--- start of SUPPLIED ENTRIES ---
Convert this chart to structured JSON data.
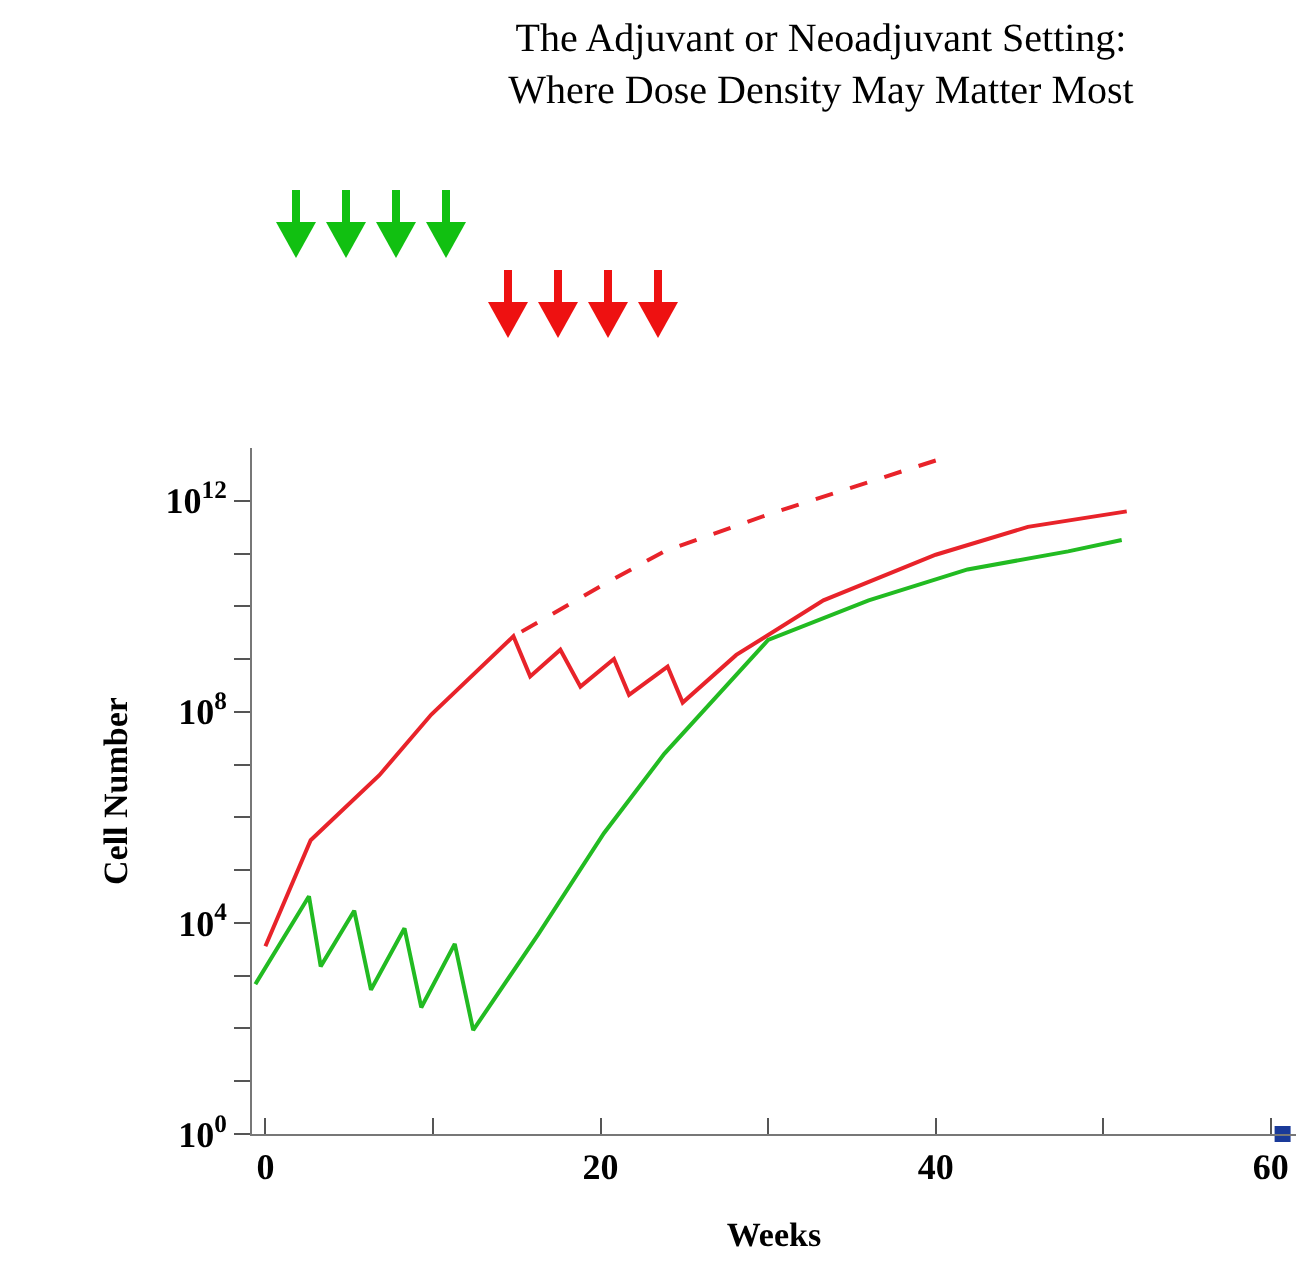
{
  "chart_data": {
    "type": "line",
    "title": "The Adjuvant or Neoadjuvant Setting:\nWhere Dose Density May Matter Most",
    "xlabel": "Weeks",
    "ylabel": "Cell Number",
    "log": "y",
    "grid": false,
    "xlim": [
      -0.8,
      61.5
    ],
    "xticks": [
      0,
      {
        "value": 10,
        "label": null
      },
      20,
      {
        "value": 30,
        "label": null
      },
      40,
      {
        "value": 50,
        "label": null
      },
      60
    ],
    "ylim": [
      1,
      10000000000000.0
    ],
    "yticks": [
      {
        "value": 1,
        "label": "10$^{0}$"
      },
      {
        "value": 10.0,
        "label": null
      },
      {
        "value": 100.0,
        "label": null
      },
      {
        "value": 1000.0,
        "label": null
      },
      {
        "value": 10000.0,
        "label": "10$^{4}$"
      },
      {
        "value": 100000.0,
        "label": null
      },
      {
        "value": 1000000.0,
        "label": null
      },
      {
        "value": 10000000.0,
        "label": null
      },
      {
        "value": 100000000.0,
        "label": "10$^{8}$"
      },
      {
        "value": 1000000000.0,
        "label": null
      },
      {
        "value": 10000000000.0,
        "label": null
      },
      {
        "value": 100000000000.0,
        "label": null
      },
      {
        "value": 1000000000000.0,
        "label": "10$^{12}$"
      }
    ],
    "series": [
      {
        "color": "#e8232a",
        "line_style": "solid",
        "marker": "none",
        "x": [
          0,
          2.7,
          6.8,
          9.9,
          14.8,
          15.8,
          17.6,
          18.8,
          20.8,
          21.7,
          24.0,
          24.9,
          28.1,
          33.3,
          40,
          45.5,
          51.4
        ],
        "values": [
          3600.0,
          370000.0,
          6300000.0,
          89000000.0,
          2700000000.0,
          470000000.0,
          1500000000.0,
          300000000.0,
          1000000000.0,
          210000000.0,
          720000000.0,
          150000000.0,
          1200000000.0,
          13000000000.0,
          95000000000.0,
          320000000000.0,
          630000000000.0
        ]
      },
      {
        "color": "#e8232a",
        "line_style": "dashed",
        "marker": "none",
        "x": [
          40,
          30,
          23.8,
          20.2,
          14.8
        ],
        "values": [
          5800000000000.0,
          550000000000.0,
          110000000000.0,
          26000000000.0,
          2700000000.0
        ]
      },
      {
        "color": "#22bb22",
        "line_style": "solid",
        "marker": "none",
        "x": [
          -0.6,
          2.6,
          3.3,
          5.3,
          6.3,
          8.3,
          9.3,
          11.3,
          12.4,
          16.3,
          20.2,
          23.8,
          30,
          36,
          41.9,
          47.9,
          51.1
        ],
        "values": [
          690.0,
          32000.0,
          1500.0,
          17000.0,
          540.0,
          7900.0,
          250.0,
          4000.0,
          93,
          6200.0,
          500000.0,
          16000000.0,
          2300000000.0,
          13000000000.0,
          50000000000.0,
          110000000000.0,
          180000000000.0
        ]
      },
      {
        "type": "scatter",
        "color": "#1a3a99",
        "marker": "square",
        "x": [
          60.7
        ],
        "values": [
          1
        ]
      }
    ]
  }
}
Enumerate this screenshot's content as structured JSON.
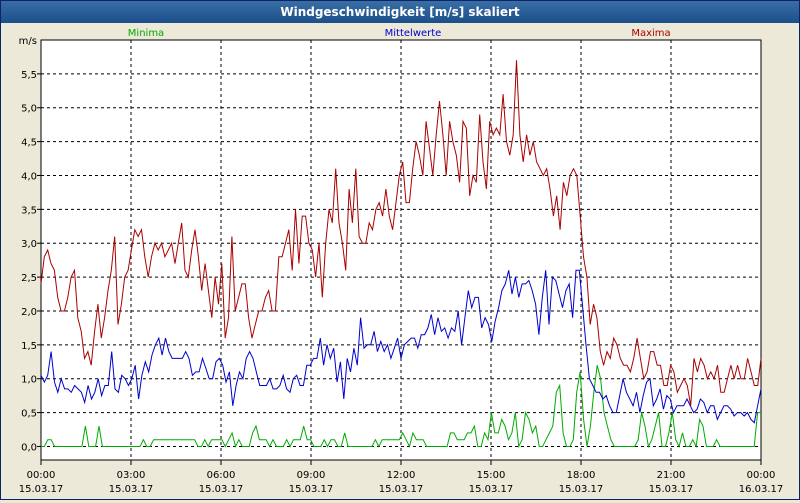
{
  "window": {
    "title": "Windgeschwindigkeit [m/s] skaliert"
  },
  "chart_data": {
    "type": "line",
    "title": "Windgeschwindigkeit [m/s] skaliert",
    "ylabel": "m/s",
    "xlabel": "",
    "ylim": [
      -0.2,
      6.0
    ],
    "grid": true,
    "legend_placement": "top",
    "x_ticks": [
      {
        "time": "00:00",
        "date": "15.03.17"
      },
      {
        "time": "03:00",
        "date": "15.03.17"
      },
      {
        "time": "06:00",
        "date": "15.03.17"
      },
      {
        "time": "09:00",
        "date": "15.03.17"
      },
      {
        "time": "12:00",
        "date": "15.03.17"
      },
      {
        "time": "15:00",
        "date": "15.03.17"
      },
      {
        "time": "18:00",
        "date": "15.03.17"
      },
      {
        "time": "21:00",
        "date": "15.03.17"
      },
      {
        "time": "00:00",
        "date": "16.03.17"
      }
    ],
    "y_ticks": [
      "0,0",
      "0,5",
      "1,0",
      "1,5",
      "2,0",
      "2,5",
      "3,0",
      "3,5",
      "4,0",
      "4,5",
      "5,0",
      "5,5"
    ],
    "y_tick_values": [
      0,
      0.5,
      1,
      1.5,
      2,
      2.5,
      3,
      3.5,
      4,
      4.5,
      5,
      5.5
    ],
    "x_range_hours": [
      0,
      24
    ],
    "series": [
      {
        "name": "Minima",
        "color": "#00aa00",
        "values": [
          0.0,
          0.0,
          0.1,
          0.1,
          0.0,
          0.0,
          0.0,
          0.0,
          0.0,
          0.0,
          0.0,
          0.0,
          0.0,
          0.3,
          0.0,
          0.0,
          0.0,
          0.3,
          0.0,
          0.0,
          0.0,
          0.0,
          0.0,
          0.0,
          0.0,
          0.0,
          0.0,
          0.0,
          0.0,
          0.0,
          0.1,
          0.0,
          0.0,
          0.1,
          0.1,
          0.1,
          0.1,
          0.1,
          0.1,
          0.1,
          0.1,
          0.1,
          0.1,
          0.1,
          0.1,
          0.1,
          0.0,
          0.0,
          0.1,
          0.0,
          0.1,
          0.1,
          0.1,
          0.1,
          0.0,
          0.1,
          0.2,
          0.0,
          0.1,
          0.0,
          0.0,
          0.0,
          0.2,
          0.3,
          0.1,
          0.1,
          0.1,
          0.0,
          0.1,
          0.0,
          0.0,
          0.0,
          0.1,
          0.0,
          0.1,
          0.1,
          0.1,
          0.3,
          0.1,
          0.1,
          0.0,
          0.0,
          0.0,
          0.1,
          0.0,
          0.1,
          0.1,
          0.0,
          0.0,
          0.2,
          0.0,
          0.0,
          0.0,
          0.0,
          0.0,
          0.0,
          0.0,
          0.0,
          0.1,
          0.0,
          0.1,
          0.1,
          0.1,
          0.1,
          0.1,
          0.1,
          0.2,
          0.1,
          0.0,
          0.2,
          0.1,
          0.1,
          0.1,
          0.0,
          0.0,
          0.0,
          0.0,
          0.0,
          0.0,
          0.0,
          0.2,
          0.2,
          0.1,
          0.1,
          0.1,
          0.2,
          0.2,
          0.3,
          0.0,
          0.0,
          0.2,
          0.1,
          0.5,
          0.2,
          0.2,
          0.4,
          0.3,
          0.1,
          0.2,
          0.5,
          0.0,
          0.1,
          0.5,
          0.4,
          0.2,
          0.3,
          0.0,
          0.0,
          0.1,
          0.2,
          0.3,
          0.8,
          0.9,
          0.2,
          0.0,
          0.0,
          0.1,
          0.8,
          1.1,
          0.4,
          0.0,
          0.3,
          0.8,
          1.2,
          1.0,
          0.5,
          0.3,
          0.1,
          0.0,
          0.0,
          0.0,
          0.0,
          0.0,
          0.0,
          0.0,
          0.1,
          0.5,
          0.3,
          0.0,
          0.1,
          0.3,
          0.5,
          0.0,
          0.0,
          0.2,
          0.5,
          0.1,
          0.0,
          0.2,
          0.0,
          0.0,
          0.1,
          0.0,
          0.4,
          0.3,
          0.0,
          0.0,
          0.0,
          0.1,
          0.0,
          0.0,
          0.0,
          0.0,
          0.0,
          0.0,
          0.0,
          0.0,
          0.0,
          0.0,
          0.0,
          0.5,
          0.5
        ]
      },
      {
        "name": "Mittelwerte",
        "color": "#0000cc",
        "values": [
          1.05,
          0.95,
          1.05,
          1.4,
          0.95,
          0.8,
          1.0,
          0.85,
          0.85,
          0.8,
          0.9,
          0.85,
          0.8,
          0.65,
          0.9,
          0.7,
          0.8,
          1.0,
          0.75,
          0.9,
          0.9,
          1.4,
          0.85,
          0.8,
          1.05,
          1.0,
          0.9,
          1.0,
          1.2,
          0.7,
          1.05,
          1.25,
          1.1,
          1.35,
          1.5,
          1.6,
          1.35,
          1.6,
          1.4,
          1.3,
          1.3,
          1.3,
          1.3,
          1.4,
          1.3,
          1.05,
          1.1,
          1.1,
          1.3,
          1.15,
          1.0,
          1.0,
          1.25,
          1.3,
          1.2,
          0.95,
          1.1,
          0.6,
          0.9,
          1.1,
          1.0,
          1.3,
          1.4,
          1.3,
          1.1,
          0.9,
          0.9,
          0.9,
          1.0,
          0.85,
          0.85,
          0.9,
          1.05,
          0.85,
          0.8,
          1.0,
          1.05,
          0.9,
          0.9,
          1.2,
          1.2,
          1.3,
          1.3,
          1.6,
          1.2,
          1.5,
          1.3,
          1.45,
          0.95,
          1.25,
          0.7,
          1.3,
          1.1,
          1.45,
          1.2,
          1.9,
          1.45,
          1.5,
          1.5,
          1.7,
          1.4,
          1.55,
          1.4,
          1.5,
          1.3,
          1.45,
          1.6,
          1.3,
          1.5,
          1.55,
          1.6,
          1.6,
          1.45,
          1.65,
          1.65,
          1.75,
          1.95,
          1.65,
          1.9,
          1.7,
          1.75,
          1.6,
          1.75,
          1.7,
          2.0,
          1.5,
          1.9,
          2.3,
          2.05,
          2.2,
          2.2,
          1.75,
          1.9,
          1.8,
          1.55,
          1.85,
          2.05,
          2.3,
          2.4,
          2.6,
          2.25,
          2.5,
          2.2,
          2.4,
          2.4,
          2.45,
          2.3,
          2.1,
          1.65,
          2.2,
          2.6,
          1.8,
          2.5,
          2.45,
          2.25,
          2.05,
          2.3,
          2.4,
          1.9,
          2.6,
          2.6,
          2.05,
          1.5,
          1.0,
          0.9,
          0.8,
          0.8,
          0.7,
          0.75,
          0.6,
          0.5,
          0.5,
          0.75,
          1.0,
          0.8,
          0.7,
          0.6,
          0.8,
          0.5,
          0.75,
          0.95,
          1.0,
          0.6,
          0.7,
          0.85,
          0.55,
          0.75,
          0.7,
          0.5,
          0.6,
          0.6,
          0.6,
          0.7,
          0.6,
          0.5,
          0.55,
          0.7,
          0.65,
          0.5,
          0.6,
          0.6,
          0.4,
          0.5,
          0.6,
          0.6,
          0.55,
          0.45,
          0.5,
          0.5,
          0.45,
          0.5,
          0.4,
          0.35,
          0.6,
          0.85
        ]
      },
      {
        "name": "Maxima",
        "color": "#aa0000",
        "values": [
          2.4,
          2.8,
          2.9,
          2.7,
          2.6,
          2.2,
          2.0,
          2.0,
          2.2,
          2.5,
          2.6,
          1.9,
          1.7,
          1.3,
          1.4,
          1.2,
          1.7,
          2.1,
          1.6,
          1.9,
          2.3,
          2.6,
          3.1,
          1.8,
          2.1,
          2.5,
          2.6,
          2.9,
          3.2,
          3.1,
          3.2,
          2.8,
          2.5,
          2.8,
          3.0,
          2.9,
          3.0,
          2.8,
          2.9,
          3.0,
          2.7,
          3.0,
          3.3,
          2.6,
          2.5,
          2.9,
          3.2,
          2.8,
          2.3,
          2.7,
          2.3,
          1.9,
          2.5,
          2.1,
          2.7,
          1.6,
          1.9,
          3.1,
          2.0,
          2.2,
          2.4,
          2.4,
          1.9,
          1.6,
          1.8,
          2.0,
          2.0,
          2.2,
          2.3,
          2.0,
          2.0,
          2.8,
          2.8,
          3.0,
          3.2,
          2.6,
          3.5,
          2.7,
          3.4,
          3.4,
          3.0,
          2.9,
          2.5,
          3.0,
          2.2,
          3.0,
          3.5,
          3.3,
          4.1,
          3.3,
          3.0,
          2.6,
          3.8,
          3.3,
          4.1,
          3.1,
          3.0,
          3.0,
          3.3,
          3.2,
          3.5,
          3.6,
          3.4,
          3.8,
          3.4,
          3.2,
          3.6,
          4.0,
          4.2,
          3.6,
          3.6,
          4.1,
          4.5,
          4.3,
          4.0,
          4.8,
          4.4,
          4.0,
          4.6,
          5.1,
          4.6,
          4.0,
          4.8,
          4.5,
          4.3,
          3.9,
          4.8,
          4.7,
          3.7,
          4.0,
          3.9,
          4.9,
          4.2,
          3.8,
          4.8,
          4.6,
          4.7,
          4.6,
          5.2,
          4.5,
          4.3,
          4.6,
          5.7,
          4.6,
          4.2,
          4.6,
          4.3,
          4.5,
          4.2,
          4.1,
          4.0,
          4.1,
          3.8,
          3.4,
          3.7,
          3.2,
          3.9,
          3.7,
          4.0,
          4.1,
          4.0,
          3.4,
          2.8,
          2.5,
          1.8,
          2.1,
          1.9,
          1.4,
          1.2,
          1.4,
          1.3,
          1.6,
          1.5,
          1.3,
          1.2,
          1.2,
          1.1,
          1.3,
          1.6,
          1.3,
          1.0,
          1.1,
          1.4,
          1.4,
          1.2,
          1.2,
          0.9,
          0.9,
          1.2,
          1.1,
          0.8,
          0.9,
          1.0,
          0.9,
          0.6,
          1.3,
          1.1,
          1.3,
          1.2,
          1.0,
          1.1,
          1.0,
          1.2,
          0.8,
          0.8,
          1.0,
          1.2,
          1.0,
          1.2,
          1.0,
          1.0,
          1.3,
          1.1,
          0.9,
          0.9,
          1.3
        ]
      }
    ]
  }
}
--- end of SUPPLIED ENTRIES ---
# [GIVEN TASK]
Among the entries above, how many lines hold the word "JSON"? Reply with only that number.

# [EXPECTED ANSWER]
2